══ Exercise materials ══
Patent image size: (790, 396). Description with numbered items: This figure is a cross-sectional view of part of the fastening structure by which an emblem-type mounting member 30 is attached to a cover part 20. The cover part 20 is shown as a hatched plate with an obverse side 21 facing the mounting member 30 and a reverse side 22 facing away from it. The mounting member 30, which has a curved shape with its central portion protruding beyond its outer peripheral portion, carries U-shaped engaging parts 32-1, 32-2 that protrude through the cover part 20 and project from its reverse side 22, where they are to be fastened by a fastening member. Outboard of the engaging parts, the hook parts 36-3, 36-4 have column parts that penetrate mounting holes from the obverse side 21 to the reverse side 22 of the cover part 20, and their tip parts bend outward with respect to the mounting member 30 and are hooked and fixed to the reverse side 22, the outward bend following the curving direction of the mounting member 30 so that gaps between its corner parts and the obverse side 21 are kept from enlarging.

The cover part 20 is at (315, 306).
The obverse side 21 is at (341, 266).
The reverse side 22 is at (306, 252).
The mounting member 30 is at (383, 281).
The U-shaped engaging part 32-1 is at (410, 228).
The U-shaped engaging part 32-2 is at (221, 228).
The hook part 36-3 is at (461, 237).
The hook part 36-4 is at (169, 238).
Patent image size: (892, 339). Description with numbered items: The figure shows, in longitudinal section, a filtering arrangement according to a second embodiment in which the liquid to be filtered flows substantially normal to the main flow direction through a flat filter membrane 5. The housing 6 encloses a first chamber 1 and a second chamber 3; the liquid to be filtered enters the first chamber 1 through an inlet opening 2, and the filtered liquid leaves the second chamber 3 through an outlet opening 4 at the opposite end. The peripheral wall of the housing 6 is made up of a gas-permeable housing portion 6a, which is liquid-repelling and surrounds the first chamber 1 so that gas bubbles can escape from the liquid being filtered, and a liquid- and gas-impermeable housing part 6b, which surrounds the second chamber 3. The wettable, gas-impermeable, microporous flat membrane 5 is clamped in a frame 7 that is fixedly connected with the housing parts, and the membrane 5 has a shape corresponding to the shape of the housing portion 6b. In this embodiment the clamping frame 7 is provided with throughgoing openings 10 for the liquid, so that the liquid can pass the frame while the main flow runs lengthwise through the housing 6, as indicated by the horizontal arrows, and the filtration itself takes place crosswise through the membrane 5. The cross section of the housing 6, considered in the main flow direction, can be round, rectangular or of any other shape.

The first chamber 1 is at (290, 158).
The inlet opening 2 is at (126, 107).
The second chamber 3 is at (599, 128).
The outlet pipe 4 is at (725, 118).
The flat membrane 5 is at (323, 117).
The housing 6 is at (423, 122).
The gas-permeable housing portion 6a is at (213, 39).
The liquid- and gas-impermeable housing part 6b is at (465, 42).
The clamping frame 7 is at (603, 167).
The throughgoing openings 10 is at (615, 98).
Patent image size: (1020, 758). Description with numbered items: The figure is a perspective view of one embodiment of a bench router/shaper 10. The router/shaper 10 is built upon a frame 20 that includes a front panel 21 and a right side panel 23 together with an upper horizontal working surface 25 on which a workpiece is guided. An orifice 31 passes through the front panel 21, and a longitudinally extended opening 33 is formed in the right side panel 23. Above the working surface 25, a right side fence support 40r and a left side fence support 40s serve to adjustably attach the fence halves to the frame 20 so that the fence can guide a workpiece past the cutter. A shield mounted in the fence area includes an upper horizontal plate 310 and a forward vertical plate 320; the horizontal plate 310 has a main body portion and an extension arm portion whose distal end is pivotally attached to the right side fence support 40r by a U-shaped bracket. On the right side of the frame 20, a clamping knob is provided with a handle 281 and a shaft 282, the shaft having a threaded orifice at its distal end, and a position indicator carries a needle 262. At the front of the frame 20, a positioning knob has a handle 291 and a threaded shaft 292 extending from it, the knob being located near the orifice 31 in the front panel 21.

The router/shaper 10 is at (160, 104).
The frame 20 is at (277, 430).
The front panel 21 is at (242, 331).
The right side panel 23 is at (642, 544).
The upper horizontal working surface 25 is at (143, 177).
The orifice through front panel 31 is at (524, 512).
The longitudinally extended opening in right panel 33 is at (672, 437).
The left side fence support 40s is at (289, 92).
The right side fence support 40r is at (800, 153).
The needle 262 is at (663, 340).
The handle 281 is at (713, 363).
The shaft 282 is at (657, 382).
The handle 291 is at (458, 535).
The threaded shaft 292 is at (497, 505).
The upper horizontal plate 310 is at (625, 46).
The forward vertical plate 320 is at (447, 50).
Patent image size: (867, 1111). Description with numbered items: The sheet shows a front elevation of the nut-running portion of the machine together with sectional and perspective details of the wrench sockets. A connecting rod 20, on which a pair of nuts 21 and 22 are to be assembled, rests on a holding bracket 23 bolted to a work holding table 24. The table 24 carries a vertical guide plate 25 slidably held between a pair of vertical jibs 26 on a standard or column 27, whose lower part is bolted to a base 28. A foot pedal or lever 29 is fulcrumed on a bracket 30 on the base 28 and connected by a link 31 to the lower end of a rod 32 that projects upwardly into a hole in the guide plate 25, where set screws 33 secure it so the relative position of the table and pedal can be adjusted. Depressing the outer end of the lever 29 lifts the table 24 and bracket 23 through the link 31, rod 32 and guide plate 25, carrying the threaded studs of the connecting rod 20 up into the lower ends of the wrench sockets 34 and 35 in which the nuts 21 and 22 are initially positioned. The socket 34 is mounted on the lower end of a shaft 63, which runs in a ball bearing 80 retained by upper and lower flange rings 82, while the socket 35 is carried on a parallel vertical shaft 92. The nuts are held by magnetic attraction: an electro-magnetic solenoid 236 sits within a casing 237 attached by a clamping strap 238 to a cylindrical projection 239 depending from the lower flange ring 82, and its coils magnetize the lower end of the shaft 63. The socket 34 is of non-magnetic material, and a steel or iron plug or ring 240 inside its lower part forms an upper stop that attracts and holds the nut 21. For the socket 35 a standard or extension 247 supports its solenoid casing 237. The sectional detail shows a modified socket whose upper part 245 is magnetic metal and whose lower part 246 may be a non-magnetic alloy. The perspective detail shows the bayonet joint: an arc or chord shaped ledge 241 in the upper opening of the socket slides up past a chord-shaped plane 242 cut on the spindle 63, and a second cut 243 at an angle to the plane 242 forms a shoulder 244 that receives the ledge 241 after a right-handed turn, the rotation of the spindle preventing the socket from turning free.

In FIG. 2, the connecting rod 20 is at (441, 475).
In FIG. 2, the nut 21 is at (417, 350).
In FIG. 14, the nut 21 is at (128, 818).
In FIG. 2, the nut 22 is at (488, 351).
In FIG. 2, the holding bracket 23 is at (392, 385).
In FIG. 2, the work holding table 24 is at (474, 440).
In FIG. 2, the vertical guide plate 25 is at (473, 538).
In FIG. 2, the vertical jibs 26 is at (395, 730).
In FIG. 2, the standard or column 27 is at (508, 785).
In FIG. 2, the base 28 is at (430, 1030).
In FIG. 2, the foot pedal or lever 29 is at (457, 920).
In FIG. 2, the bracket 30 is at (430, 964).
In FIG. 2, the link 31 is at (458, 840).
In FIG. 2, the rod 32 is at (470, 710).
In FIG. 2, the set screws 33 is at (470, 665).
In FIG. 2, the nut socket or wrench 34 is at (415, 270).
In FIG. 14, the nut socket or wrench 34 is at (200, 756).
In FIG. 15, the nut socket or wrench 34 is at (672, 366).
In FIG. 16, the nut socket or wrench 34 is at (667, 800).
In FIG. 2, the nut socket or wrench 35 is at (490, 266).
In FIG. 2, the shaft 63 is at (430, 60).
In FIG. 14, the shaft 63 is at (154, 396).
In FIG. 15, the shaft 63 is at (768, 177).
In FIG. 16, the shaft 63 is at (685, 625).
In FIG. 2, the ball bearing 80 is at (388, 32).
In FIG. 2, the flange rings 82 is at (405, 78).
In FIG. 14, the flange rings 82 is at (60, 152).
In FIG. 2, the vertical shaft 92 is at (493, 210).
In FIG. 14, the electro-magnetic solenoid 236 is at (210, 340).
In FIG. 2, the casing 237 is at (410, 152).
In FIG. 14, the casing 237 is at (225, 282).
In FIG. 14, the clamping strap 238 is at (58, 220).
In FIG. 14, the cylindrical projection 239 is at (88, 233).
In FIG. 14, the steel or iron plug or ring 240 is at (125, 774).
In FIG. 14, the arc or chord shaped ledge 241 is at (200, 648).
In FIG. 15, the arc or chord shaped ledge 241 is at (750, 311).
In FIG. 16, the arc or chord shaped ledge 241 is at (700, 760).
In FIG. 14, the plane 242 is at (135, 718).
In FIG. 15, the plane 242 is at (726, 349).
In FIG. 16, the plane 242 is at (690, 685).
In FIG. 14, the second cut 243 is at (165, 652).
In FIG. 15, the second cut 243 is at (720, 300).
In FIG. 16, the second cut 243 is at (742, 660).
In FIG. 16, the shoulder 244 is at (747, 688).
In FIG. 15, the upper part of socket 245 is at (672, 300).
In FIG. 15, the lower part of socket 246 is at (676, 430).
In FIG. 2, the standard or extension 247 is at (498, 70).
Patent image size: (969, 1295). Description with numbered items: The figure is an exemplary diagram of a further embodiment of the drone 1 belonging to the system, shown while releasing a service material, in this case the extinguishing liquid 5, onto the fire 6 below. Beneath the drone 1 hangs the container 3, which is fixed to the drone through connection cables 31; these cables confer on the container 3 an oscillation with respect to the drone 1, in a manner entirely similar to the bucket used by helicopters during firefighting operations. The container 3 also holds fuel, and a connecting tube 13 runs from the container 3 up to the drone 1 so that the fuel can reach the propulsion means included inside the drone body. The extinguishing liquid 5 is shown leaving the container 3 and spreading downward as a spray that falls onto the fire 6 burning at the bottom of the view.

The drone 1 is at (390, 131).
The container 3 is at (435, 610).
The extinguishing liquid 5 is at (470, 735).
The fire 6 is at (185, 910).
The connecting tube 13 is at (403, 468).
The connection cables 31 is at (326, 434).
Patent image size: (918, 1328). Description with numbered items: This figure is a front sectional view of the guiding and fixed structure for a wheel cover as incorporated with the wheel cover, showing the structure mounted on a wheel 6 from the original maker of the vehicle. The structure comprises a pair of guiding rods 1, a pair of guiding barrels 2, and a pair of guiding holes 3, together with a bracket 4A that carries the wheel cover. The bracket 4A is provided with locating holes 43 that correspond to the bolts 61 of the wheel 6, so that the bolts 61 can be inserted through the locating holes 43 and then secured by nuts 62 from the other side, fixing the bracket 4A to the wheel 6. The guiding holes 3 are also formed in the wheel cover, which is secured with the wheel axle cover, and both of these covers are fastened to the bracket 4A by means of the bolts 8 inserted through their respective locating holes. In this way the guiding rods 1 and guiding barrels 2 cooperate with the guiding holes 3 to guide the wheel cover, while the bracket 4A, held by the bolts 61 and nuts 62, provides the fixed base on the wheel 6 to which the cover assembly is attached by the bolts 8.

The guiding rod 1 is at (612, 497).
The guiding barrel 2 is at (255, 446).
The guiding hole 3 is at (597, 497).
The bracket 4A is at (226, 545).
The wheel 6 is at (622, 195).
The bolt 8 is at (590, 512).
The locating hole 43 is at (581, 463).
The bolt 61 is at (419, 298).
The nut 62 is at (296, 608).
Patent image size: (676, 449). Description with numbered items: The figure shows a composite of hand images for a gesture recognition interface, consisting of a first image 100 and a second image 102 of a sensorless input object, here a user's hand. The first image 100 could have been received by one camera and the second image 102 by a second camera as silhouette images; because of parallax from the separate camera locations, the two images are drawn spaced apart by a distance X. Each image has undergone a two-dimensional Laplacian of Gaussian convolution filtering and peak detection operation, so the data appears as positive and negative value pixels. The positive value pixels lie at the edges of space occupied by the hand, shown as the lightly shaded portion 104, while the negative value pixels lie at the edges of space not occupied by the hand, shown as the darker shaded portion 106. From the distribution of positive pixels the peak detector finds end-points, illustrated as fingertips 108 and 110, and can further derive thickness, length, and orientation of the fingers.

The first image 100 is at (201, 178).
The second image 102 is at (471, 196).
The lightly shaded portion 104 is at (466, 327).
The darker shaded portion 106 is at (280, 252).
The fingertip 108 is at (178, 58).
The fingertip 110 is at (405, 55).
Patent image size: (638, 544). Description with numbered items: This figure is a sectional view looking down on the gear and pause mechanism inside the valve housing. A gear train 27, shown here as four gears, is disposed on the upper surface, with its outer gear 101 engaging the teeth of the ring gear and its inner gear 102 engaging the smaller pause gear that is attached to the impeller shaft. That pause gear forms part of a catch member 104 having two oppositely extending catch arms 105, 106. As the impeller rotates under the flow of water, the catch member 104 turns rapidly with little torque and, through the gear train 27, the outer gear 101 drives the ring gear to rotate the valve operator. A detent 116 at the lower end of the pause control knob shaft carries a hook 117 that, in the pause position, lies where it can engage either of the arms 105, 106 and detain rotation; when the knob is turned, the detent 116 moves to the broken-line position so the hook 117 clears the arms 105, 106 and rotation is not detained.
═══
## Stated task:
Rename "fastening structure" to "attachment structure" in the rows from the start of the rows through the line containing "The hook part 36-3 is at (461, 237).", and change nothing else. Give back only those lines.

## Written response:
Patent image size: (790, 396). Description with numbered items: This figure is a cross-sectional view of part of the attachment structure by which an emblem-type mounting member 30 is attached to a cover part 20. The cover part 20 is shown as a hatched plate with an obverse side 21 facing the mounting member 30 and a reverse side 22 facing away from it. The mounting member 30, which has a curved shape with its central portion protruding beyond its outer peripheral portion, carries U-shaped engaging parts 32-1, 32-2 that protrude through the cover part 20 and project from its reverse side 22, where they are to be fastened by a fastening member. Outboard of the engaging parts, the hook parts 36-3, 36-4 have column parts that penetrate mounting holes from the obverse side 21 to the reverse side 22 of the cover part 20, and their tip parts bend outward with respect to the mounting member 30 and are hooked and fixed to the reverse side 22, the outward bend following the curving direction of the mounting member 30 so that gaps between its corner parts and the obverse side 21 are kept from enlarging.

The cover part 20 is at (315, 306).
The obverse side 21 is at (341, 266).
The reverse side 22 is at (306, 252).
The mounting member 30 is at (383, 281).
The U-shaped engaging part 32-1 is at (410, 228).
The U-shaped engaging part 32-2 is at (221, 228).
The hook part 36-3 is at (461, 237).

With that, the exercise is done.